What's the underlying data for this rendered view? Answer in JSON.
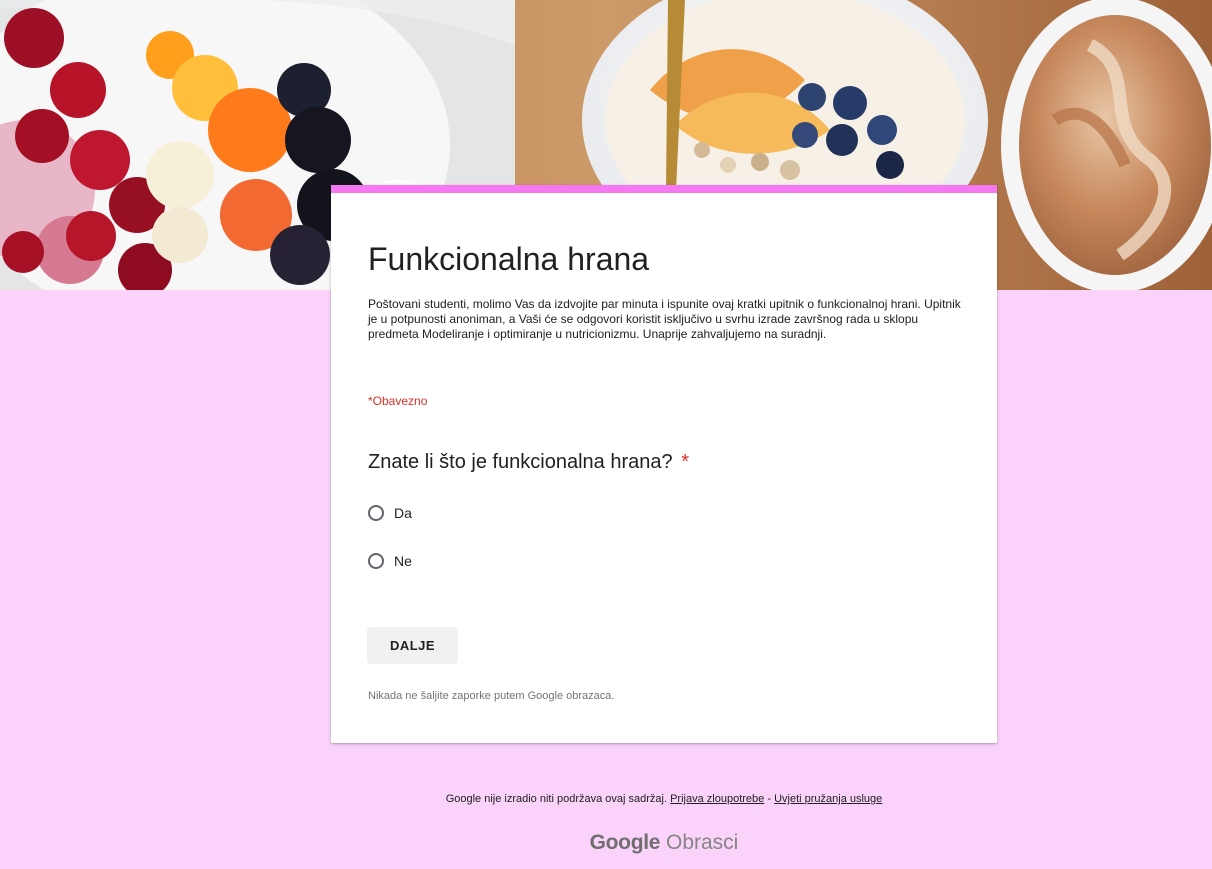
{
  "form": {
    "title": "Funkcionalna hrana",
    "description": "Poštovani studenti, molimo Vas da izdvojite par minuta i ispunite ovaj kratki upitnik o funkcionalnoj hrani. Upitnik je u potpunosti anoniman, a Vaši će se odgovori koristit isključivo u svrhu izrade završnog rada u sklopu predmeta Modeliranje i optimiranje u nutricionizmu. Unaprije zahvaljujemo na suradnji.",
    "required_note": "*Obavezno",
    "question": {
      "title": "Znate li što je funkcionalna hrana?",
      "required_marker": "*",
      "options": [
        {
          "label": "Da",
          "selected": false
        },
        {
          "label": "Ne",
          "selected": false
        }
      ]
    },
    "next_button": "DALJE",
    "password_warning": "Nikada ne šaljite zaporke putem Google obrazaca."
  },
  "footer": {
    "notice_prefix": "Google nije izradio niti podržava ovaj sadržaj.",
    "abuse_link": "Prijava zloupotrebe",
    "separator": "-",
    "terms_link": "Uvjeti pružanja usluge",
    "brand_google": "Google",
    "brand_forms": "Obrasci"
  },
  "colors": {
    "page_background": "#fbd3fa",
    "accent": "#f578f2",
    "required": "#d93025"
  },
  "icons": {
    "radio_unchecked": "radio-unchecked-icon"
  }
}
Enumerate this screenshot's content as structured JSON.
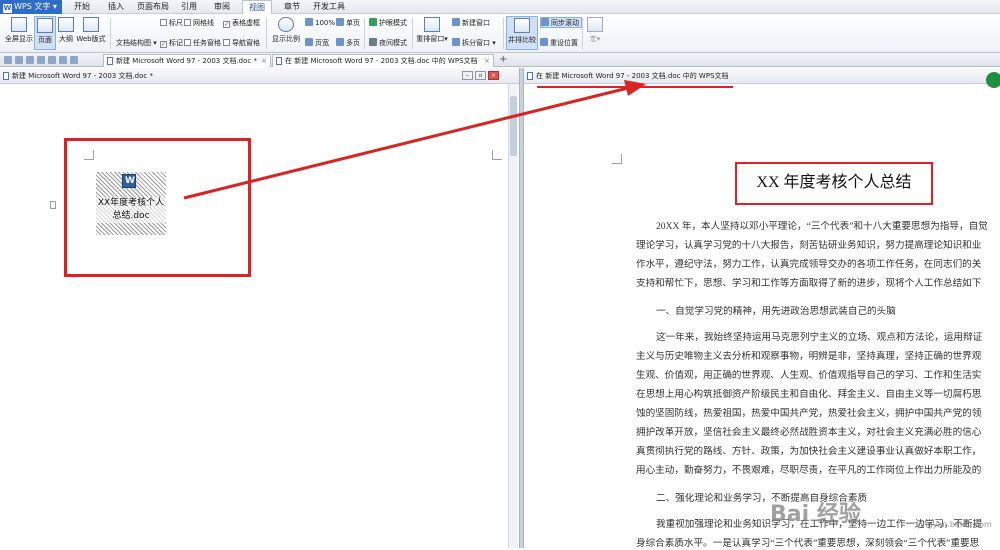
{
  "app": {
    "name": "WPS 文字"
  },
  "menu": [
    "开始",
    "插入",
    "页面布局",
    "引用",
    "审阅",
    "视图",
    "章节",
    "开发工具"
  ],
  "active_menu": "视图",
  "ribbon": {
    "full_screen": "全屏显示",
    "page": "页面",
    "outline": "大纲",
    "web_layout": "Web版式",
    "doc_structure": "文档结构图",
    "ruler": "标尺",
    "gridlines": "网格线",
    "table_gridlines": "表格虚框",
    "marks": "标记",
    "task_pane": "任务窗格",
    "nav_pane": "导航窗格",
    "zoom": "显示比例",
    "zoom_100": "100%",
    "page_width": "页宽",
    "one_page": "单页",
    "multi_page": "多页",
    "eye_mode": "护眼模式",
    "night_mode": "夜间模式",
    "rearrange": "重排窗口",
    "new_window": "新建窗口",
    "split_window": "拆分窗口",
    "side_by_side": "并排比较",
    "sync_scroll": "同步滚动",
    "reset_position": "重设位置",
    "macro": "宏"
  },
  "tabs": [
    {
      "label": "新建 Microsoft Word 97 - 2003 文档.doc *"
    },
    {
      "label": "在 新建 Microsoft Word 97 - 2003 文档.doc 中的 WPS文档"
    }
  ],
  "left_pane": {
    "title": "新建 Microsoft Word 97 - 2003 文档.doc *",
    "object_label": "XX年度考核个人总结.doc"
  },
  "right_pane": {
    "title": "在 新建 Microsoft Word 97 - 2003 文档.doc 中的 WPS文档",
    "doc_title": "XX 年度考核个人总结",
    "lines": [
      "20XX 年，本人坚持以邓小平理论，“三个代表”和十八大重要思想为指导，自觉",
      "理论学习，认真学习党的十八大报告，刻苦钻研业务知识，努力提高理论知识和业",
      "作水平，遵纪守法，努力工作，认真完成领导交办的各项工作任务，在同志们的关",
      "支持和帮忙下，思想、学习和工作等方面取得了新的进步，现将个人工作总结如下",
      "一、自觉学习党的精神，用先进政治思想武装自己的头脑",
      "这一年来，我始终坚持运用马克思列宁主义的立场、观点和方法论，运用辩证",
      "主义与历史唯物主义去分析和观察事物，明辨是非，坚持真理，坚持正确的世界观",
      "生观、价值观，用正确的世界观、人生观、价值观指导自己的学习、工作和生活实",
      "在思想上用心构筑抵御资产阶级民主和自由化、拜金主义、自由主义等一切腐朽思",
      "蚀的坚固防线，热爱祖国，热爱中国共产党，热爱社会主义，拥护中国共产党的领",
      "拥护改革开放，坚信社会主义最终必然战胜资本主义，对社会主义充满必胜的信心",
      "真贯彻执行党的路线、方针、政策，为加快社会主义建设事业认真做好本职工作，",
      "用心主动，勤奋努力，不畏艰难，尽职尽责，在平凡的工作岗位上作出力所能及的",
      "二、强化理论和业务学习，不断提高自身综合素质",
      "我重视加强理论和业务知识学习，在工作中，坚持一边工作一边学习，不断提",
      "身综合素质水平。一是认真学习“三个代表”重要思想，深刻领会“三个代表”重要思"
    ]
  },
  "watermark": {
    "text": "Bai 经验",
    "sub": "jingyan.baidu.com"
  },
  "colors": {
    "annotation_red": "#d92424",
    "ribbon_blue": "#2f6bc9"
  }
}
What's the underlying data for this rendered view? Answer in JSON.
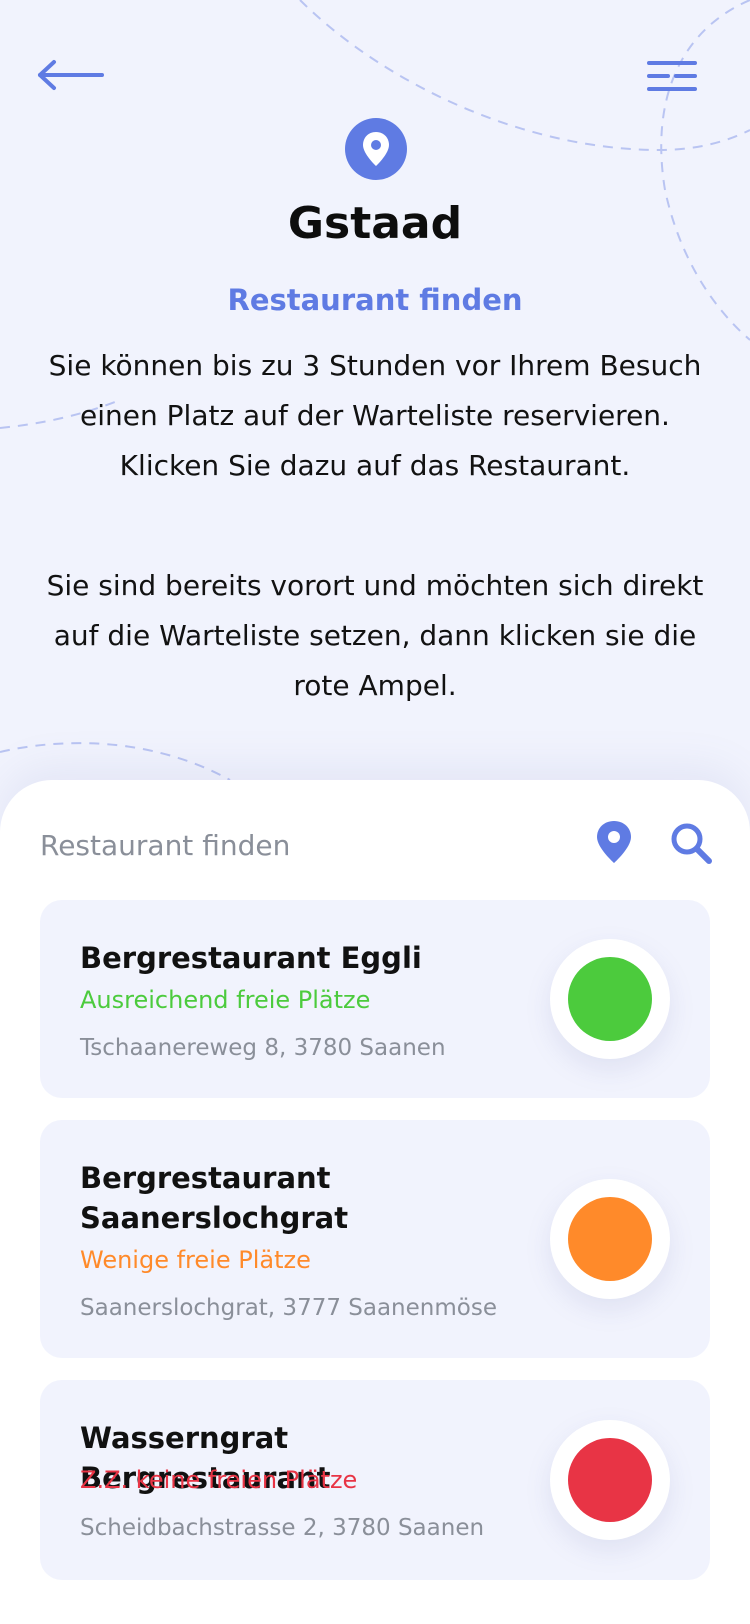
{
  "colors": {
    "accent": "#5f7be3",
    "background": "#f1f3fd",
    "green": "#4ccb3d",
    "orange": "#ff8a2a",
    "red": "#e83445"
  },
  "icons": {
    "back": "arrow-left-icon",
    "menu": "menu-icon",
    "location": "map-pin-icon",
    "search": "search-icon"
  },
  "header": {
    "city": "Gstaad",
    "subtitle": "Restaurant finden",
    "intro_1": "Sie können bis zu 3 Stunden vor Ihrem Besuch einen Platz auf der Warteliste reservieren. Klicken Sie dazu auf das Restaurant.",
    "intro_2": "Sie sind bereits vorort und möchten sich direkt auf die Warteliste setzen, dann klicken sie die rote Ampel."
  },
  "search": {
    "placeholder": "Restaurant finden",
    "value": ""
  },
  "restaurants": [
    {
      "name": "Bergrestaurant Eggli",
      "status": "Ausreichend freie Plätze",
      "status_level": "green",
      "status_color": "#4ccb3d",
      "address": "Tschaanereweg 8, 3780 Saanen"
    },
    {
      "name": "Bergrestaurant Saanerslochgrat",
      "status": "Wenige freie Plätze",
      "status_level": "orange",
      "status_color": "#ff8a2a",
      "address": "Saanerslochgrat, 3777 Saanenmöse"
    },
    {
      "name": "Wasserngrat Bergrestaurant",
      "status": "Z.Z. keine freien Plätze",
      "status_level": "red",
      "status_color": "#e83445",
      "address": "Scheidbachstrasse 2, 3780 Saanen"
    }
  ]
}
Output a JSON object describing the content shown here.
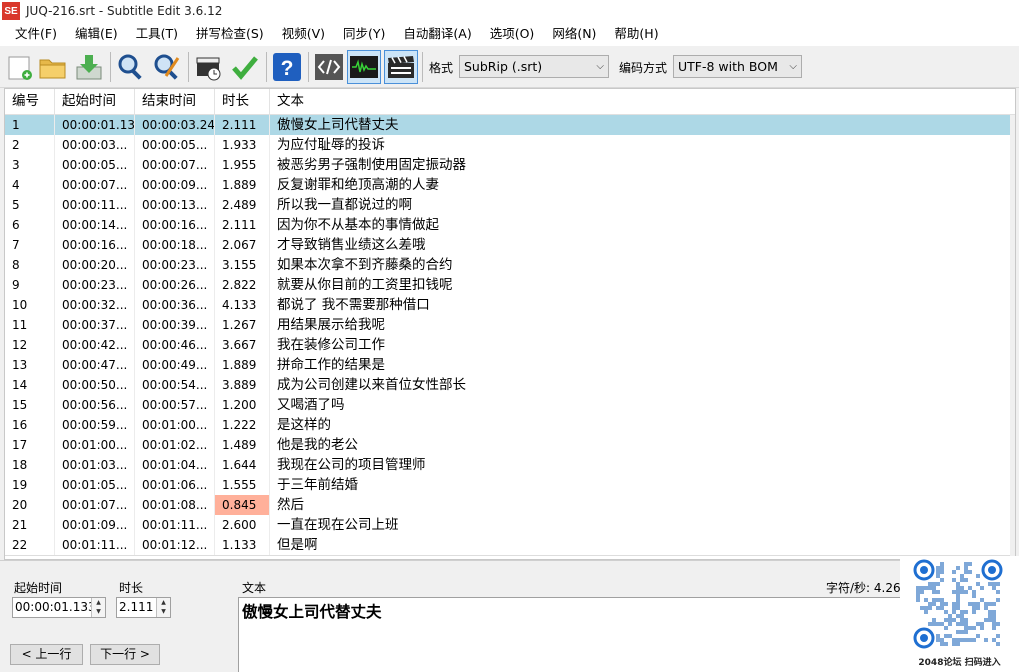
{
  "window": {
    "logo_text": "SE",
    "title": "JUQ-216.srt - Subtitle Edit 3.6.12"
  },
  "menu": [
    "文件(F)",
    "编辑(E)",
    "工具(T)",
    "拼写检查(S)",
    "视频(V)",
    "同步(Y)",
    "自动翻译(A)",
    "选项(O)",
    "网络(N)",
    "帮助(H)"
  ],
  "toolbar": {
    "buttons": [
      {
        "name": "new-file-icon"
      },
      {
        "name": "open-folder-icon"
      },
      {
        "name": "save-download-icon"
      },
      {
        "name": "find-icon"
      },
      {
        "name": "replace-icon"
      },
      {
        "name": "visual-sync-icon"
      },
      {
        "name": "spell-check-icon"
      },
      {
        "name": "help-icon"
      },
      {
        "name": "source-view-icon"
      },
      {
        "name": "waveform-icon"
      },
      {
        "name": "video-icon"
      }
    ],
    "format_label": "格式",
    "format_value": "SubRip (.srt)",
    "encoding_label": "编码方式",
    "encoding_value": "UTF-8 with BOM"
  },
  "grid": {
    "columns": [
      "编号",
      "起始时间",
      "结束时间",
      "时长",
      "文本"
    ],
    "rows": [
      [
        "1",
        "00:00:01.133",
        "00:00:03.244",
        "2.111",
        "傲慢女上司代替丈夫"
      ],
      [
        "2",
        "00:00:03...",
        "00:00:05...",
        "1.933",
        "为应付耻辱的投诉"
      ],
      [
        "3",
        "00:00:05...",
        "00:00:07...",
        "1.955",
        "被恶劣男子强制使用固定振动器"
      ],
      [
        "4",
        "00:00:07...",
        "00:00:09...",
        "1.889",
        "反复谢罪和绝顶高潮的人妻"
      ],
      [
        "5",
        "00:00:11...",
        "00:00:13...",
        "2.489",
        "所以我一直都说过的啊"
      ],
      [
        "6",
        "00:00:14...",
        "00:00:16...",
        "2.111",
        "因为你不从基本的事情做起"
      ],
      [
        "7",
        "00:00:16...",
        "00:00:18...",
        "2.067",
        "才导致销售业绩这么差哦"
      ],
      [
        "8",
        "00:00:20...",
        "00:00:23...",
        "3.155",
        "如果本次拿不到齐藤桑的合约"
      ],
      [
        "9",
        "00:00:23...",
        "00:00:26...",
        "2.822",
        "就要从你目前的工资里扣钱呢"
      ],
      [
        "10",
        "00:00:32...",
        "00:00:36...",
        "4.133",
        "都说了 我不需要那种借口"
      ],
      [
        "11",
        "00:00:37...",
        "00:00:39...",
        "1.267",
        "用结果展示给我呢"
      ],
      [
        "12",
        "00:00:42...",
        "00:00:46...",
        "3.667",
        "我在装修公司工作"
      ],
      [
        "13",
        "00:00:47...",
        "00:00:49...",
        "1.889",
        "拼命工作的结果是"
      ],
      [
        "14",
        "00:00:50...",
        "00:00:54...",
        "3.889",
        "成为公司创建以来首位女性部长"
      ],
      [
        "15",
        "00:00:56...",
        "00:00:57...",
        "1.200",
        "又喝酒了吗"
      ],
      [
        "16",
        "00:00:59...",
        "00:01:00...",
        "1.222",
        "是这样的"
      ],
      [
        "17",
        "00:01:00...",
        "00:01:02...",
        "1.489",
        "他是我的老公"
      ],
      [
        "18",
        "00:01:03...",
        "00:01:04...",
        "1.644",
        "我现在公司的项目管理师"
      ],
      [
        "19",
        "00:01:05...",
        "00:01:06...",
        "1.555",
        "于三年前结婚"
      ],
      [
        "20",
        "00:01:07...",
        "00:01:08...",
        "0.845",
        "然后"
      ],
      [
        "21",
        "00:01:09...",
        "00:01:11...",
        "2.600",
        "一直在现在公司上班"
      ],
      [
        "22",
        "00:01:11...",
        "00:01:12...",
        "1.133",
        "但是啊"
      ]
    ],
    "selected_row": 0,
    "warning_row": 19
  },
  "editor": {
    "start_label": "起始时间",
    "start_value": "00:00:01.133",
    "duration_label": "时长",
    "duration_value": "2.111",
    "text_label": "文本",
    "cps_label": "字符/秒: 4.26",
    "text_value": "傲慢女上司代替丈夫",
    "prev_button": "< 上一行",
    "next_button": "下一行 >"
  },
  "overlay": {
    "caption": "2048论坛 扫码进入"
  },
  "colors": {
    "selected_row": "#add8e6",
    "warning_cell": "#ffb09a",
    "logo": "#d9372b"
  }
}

--*--

- **Given exercise**: Search the listing for the string "ovaj". Copy each line where it turns up.

- **Exercise result**:
    "description": "Poštovani studenti, molimo Vas da izdvojite par minuta i ispunite ovaj kratki upitnik o funkcionalnoj hrani. Upitnik je u potpunosti anoniman, a Vaši će se odgovori koristit isključivo u svrhu izrade završnog rada u sklopu predmeta Modeliranje i optimiranje u nutricionizmu. Unaprije zahvaljujemo na suradnji.",
    "notice_prefix": "Google nije izradio niti podržava ovaj sadržaj.",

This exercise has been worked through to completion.